INFORMATION SUPPLIED
* * *

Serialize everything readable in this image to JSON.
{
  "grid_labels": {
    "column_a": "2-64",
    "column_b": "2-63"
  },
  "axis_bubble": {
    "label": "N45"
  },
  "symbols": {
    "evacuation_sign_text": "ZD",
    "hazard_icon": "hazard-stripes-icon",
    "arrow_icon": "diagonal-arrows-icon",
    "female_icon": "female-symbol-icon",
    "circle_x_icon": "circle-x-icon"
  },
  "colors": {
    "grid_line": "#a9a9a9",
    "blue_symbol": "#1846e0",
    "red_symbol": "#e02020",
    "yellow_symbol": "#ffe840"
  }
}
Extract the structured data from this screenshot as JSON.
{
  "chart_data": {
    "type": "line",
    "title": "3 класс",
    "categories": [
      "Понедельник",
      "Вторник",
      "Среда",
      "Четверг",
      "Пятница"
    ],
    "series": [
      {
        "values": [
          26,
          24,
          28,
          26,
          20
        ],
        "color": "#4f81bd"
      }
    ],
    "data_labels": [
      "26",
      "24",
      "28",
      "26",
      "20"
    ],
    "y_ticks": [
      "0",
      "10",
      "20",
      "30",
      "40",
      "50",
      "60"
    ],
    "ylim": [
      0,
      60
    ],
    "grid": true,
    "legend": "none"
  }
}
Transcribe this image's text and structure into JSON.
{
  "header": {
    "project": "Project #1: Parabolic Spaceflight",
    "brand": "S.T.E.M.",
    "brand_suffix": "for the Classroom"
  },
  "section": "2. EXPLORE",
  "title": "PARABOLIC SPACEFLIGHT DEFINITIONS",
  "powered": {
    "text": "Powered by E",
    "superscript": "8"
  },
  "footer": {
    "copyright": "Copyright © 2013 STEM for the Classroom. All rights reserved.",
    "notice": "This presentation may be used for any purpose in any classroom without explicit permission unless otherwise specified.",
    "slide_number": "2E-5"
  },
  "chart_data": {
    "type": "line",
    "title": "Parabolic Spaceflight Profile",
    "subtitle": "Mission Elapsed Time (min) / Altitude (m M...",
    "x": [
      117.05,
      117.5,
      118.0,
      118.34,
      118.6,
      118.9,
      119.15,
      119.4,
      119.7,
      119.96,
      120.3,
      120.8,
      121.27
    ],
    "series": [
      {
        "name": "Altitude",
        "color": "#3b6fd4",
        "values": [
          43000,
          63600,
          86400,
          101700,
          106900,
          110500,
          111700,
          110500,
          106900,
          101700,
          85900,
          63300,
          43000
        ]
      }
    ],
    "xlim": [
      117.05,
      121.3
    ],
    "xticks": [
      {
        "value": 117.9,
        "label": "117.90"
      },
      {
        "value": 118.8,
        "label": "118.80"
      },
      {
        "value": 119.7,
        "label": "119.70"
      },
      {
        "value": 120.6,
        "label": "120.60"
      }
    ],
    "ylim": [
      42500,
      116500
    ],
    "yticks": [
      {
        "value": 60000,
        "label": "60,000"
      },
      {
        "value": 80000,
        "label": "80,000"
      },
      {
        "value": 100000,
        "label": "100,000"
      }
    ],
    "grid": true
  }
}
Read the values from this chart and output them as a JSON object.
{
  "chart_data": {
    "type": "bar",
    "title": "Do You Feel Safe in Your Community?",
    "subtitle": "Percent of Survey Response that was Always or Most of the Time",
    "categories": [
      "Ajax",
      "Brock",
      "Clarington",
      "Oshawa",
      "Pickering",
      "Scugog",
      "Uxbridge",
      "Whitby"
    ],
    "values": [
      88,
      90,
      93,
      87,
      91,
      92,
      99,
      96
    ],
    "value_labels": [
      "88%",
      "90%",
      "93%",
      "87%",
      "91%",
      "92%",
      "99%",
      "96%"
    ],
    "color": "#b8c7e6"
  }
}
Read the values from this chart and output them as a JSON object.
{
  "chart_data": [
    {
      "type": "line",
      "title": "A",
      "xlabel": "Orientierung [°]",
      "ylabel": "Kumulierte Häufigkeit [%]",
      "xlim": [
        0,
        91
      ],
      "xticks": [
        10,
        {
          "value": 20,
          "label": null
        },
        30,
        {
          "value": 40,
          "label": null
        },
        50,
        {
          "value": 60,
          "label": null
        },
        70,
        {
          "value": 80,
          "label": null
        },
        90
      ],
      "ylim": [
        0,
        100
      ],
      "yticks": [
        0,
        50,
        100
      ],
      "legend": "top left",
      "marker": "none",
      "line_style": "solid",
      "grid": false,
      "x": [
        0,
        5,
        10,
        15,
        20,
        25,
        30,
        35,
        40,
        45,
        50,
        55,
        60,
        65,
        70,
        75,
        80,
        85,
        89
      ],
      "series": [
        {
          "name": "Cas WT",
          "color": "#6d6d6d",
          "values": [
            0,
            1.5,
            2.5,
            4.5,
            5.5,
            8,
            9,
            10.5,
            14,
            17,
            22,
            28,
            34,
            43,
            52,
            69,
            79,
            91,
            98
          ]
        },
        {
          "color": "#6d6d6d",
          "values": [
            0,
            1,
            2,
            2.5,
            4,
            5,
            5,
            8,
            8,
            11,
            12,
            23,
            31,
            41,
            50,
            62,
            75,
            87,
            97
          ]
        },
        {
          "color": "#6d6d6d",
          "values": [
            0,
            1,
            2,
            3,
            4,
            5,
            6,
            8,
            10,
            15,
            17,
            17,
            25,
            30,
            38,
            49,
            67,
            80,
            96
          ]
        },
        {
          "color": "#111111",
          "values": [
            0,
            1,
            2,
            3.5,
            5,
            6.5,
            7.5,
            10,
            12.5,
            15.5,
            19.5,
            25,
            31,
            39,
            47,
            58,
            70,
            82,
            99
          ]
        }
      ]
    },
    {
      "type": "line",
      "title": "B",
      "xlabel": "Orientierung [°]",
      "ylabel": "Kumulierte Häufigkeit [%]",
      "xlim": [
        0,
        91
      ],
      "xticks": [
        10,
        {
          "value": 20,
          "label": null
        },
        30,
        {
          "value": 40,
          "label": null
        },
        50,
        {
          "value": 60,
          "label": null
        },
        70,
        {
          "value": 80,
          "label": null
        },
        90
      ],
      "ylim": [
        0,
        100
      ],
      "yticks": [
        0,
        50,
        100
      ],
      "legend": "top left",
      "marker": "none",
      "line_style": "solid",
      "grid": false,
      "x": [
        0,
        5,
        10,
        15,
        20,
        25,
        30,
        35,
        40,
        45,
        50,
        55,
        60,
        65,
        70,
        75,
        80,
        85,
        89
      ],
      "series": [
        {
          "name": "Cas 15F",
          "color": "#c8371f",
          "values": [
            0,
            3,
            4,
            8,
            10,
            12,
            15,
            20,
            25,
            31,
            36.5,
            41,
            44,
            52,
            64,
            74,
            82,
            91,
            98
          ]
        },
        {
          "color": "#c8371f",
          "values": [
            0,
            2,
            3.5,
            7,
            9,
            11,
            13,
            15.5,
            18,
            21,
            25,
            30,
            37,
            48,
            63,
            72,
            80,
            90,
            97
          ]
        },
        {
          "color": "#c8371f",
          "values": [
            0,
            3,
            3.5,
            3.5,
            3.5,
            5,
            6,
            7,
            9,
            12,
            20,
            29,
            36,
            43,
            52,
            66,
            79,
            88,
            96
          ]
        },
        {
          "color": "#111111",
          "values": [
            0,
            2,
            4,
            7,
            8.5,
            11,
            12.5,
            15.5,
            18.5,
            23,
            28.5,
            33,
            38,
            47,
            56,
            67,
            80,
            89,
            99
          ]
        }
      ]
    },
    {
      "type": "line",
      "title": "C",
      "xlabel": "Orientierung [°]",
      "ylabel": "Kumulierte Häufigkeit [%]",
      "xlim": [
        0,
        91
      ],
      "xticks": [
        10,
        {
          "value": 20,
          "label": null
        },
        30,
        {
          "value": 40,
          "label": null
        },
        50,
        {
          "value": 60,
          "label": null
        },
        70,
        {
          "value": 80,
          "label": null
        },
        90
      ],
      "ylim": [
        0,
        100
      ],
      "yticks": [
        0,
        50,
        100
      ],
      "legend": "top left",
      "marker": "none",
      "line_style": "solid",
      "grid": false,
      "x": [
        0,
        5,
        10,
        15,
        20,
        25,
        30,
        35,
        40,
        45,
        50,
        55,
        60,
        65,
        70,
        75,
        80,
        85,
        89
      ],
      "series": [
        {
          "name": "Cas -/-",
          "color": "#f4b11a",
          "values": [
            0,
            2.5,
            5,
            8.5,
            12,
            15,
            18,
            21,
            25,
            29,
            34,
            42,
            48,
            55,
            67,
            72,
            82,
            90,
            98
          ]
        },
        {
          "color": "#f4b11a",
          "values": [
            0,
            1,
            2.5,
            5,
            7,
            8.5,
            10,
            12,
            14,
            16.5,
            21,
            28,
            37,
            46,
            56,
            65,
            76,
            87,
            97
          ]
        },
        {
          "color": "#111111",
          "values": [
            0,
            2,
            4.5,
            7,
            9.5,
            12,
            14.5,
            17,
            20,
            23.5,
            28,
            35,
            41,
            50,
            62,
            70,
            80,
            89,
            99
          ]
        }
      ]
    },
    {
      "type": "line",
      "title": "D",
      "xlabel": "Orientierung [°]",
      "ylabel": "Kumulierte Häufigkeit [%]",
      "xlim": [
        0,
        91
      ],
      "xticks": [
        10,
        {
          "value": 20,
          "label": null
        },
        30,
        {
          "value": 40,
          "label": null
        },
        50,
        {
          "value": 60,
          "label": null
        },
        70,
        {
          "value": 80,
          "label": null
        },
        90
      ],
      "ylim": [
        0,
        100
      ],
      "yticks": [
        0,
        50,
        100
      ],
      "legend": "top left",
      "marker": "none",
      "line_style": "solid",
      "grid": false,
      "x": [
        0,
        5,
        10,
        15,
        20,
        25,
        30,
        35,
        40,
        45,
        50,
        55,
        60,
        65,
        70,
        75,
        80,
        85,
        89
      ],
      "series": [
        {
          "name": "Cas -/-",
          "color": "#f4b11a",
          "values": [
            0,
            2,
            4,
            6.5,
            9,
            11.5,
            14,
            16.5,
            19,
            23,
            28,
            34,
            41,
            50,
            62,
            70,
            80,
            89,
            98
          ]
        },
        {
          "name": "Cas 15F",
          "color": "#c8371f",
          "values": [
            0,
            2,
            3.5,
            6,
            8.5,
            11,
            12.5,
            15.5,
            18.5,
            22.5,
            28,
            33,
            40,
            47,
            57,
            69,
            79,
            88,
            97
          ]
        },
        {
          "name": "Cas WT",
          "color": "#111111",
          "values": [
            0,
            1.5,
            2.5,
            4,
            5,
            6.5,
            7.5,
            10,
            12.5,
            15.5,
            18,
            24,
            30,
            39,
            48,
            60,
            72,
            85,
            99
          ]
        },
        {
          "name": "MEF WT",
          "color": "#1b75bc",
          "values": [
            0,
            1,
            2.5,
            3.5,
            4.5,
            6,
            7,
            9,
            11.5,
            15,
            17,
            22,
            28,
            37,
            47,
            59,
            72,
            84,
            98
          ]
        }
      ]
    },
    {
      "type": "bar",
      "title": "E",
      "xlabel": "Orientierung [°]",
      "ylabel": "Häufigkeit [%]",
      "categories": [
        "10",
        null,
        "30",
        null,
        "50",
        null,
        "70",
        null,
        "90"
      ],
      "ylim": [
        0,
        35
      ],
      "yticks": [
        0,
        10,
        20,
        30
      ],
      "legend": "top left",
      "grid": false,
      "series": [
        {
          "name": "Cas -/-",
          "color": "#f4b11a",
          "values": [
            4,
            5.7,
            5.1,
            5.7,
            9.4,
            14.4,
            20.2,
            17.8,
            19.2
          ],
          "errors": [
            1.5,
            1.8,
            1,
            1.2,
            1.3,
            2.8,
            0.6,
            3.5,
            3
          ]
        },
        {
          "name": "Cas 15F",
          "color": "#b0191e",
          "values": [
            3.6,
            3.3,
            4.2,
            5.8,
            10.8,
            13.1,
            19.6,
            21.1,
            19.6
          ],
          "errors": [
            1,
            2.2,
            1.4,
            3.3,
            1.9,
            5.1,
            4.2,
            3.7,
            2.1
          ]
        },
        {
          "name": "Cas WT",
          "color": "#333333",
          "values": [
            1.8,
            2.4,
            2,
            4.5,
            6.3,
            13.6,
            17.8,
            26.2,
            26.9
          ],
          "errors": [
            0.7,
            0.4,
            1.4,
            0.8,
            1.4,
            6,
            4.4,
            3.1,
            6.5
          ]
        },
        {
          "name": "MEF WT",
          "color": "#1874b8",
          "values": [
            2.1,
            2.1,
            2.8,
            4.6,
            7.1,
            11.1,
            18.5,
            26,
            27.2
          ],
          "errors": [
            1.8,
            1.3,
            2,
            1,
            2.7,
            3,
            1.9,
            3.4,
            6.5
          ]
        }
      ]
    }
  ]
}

* * *

OBJECTIVE
Tell how many lines above contain the word "Altitude". Give the number alone.

RESULT
2